***** Data in this exercise
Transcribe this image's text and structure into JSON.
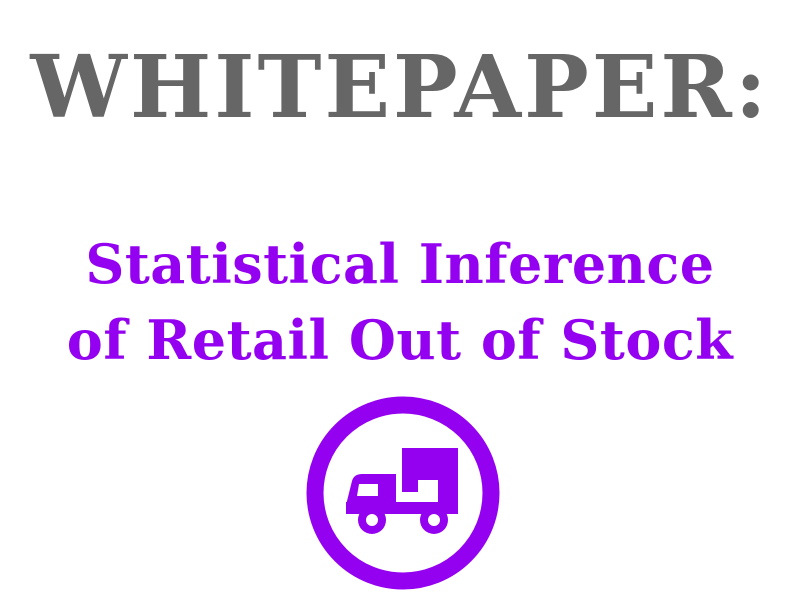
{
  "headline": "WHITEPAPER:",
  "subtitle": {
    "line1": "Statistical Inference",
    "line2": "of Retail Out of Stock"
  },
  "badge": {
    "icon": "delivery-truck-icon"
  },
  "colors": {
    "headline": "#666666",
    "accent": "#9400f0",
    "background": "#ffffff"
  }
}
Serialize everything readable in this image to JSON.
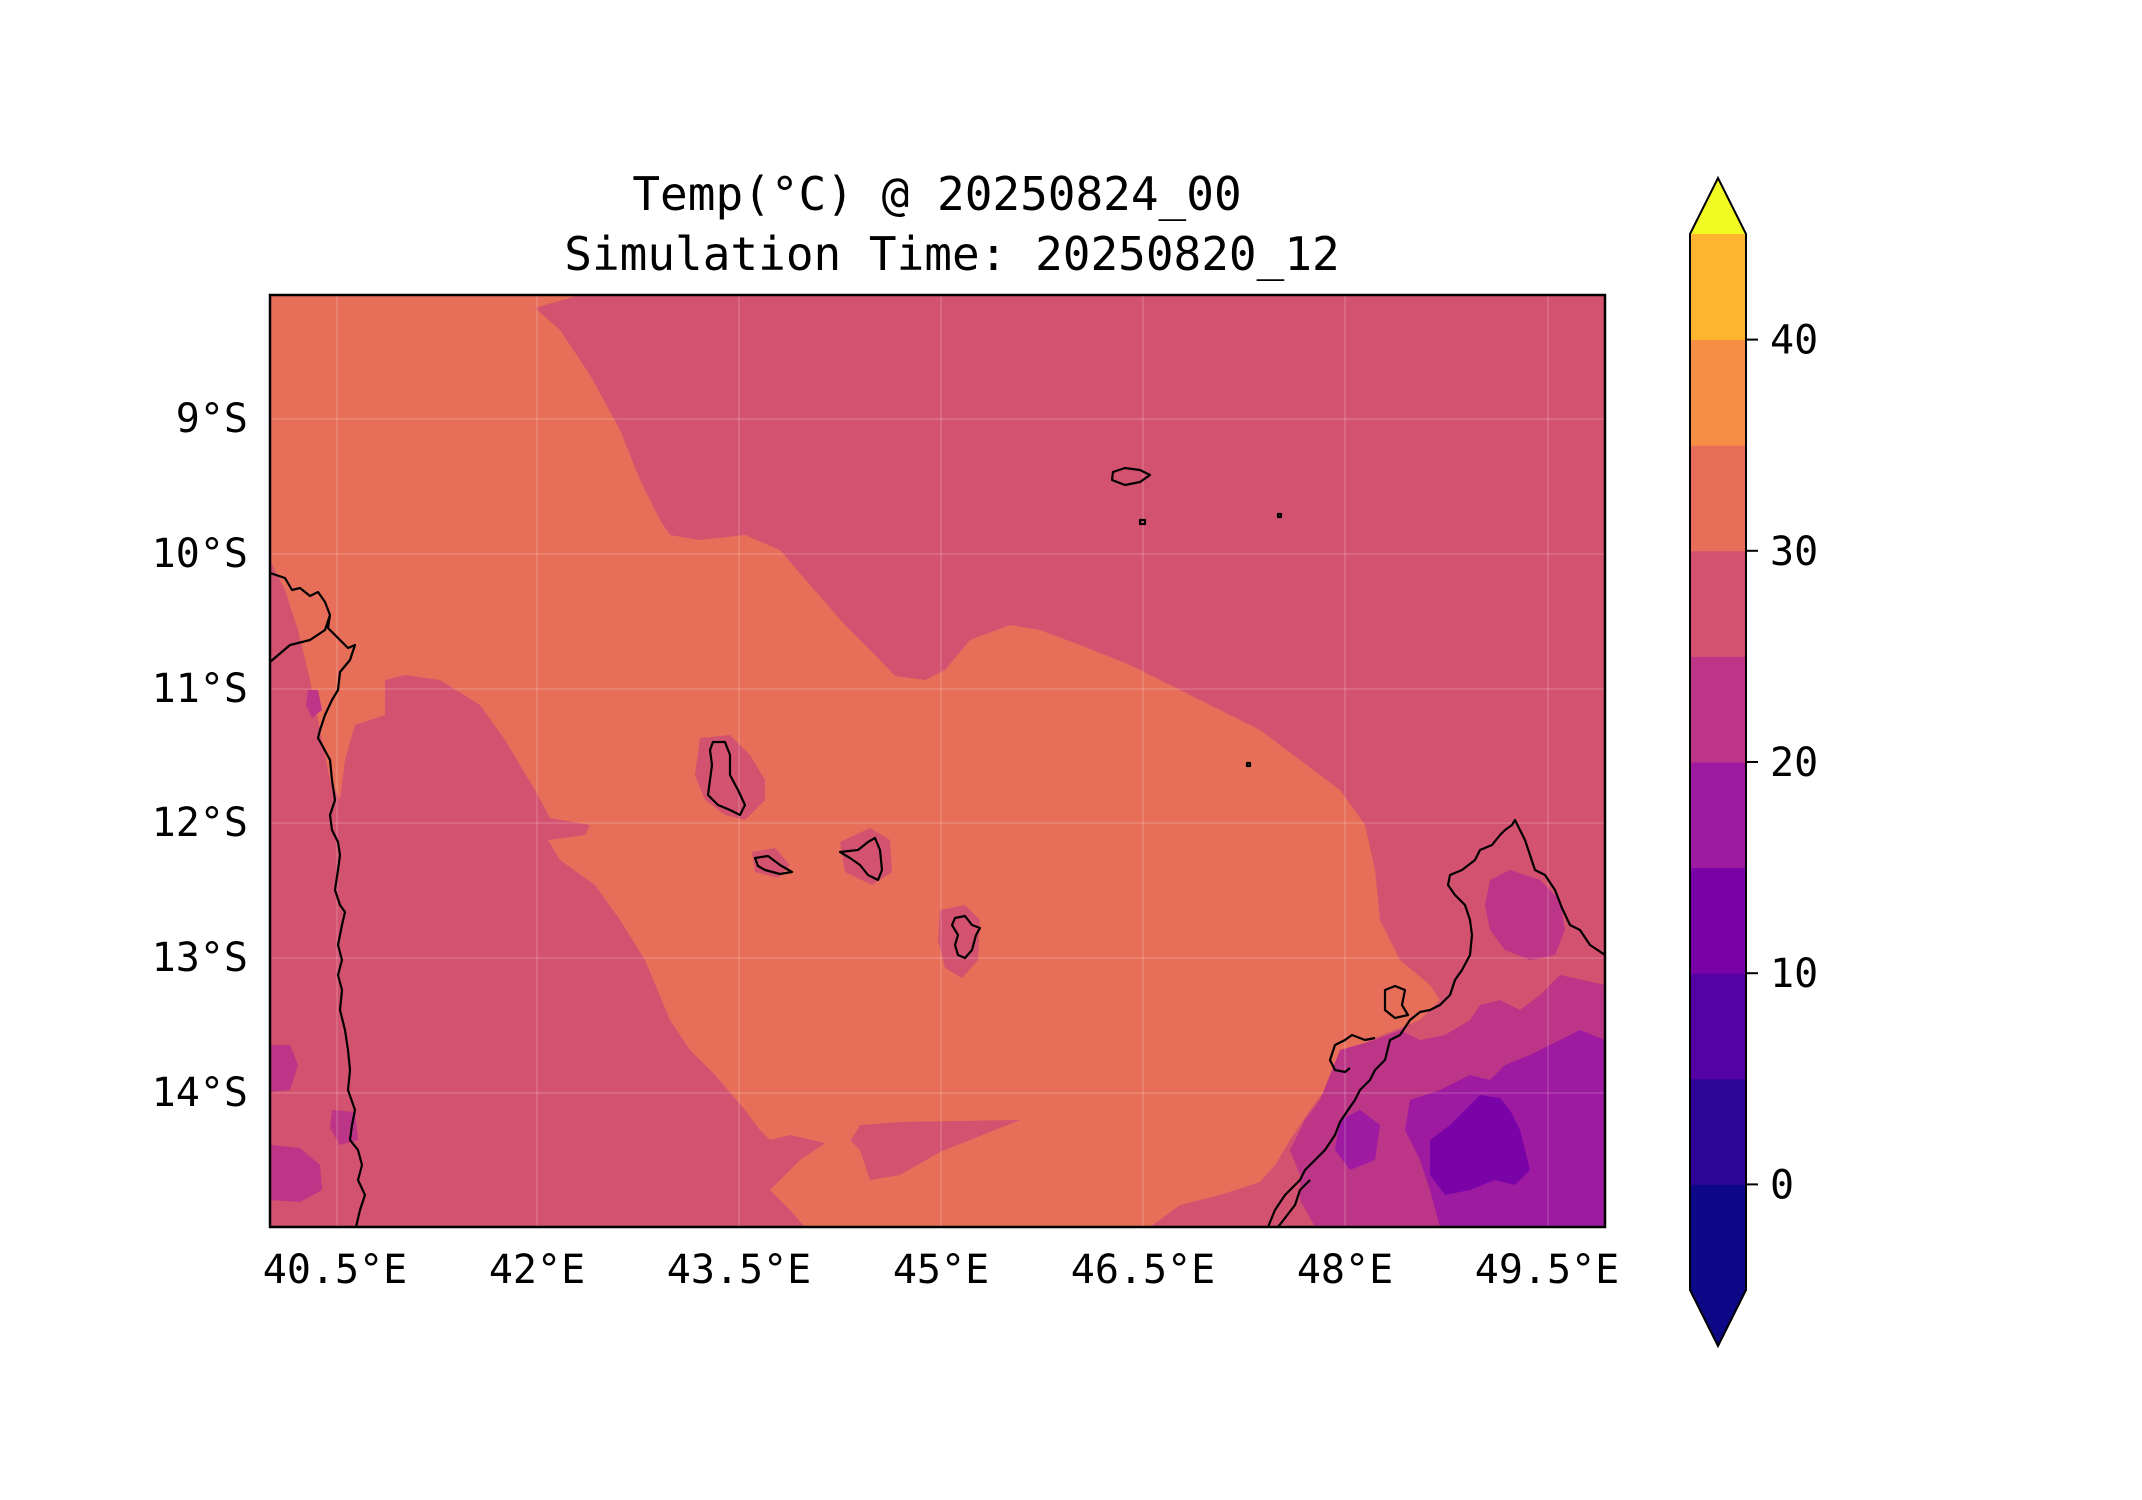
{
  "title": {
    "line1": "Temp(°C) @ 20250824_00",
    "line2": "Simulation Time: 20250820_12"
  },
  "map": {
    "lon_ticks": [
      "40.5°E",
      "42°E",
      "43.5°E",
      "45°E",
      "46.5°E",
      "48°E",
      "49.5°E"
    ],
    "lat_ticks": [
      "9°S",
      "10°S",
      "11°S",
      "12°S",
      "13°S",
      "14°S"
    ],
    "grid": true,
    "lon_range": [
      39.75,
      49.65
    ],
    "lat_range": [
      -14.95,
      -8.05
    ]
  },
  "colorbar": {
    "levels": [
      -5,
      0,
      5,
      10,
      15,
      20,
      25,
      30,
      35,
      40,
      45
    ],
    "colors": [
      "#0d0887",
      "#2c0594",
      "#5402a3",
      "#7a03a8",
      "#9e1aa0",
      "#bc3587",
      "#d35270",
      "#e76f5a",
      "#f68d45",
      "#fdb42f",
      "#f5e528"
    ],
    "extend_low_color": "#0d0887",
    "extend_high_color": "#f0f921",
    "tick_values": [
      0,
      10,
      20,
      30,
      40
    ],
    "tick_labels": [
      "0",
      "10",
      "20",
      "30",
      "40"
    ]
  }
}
**********
§ What the exercise asks: Say how many lines contain "image", and give nothing but that number.

§ Completed task: 2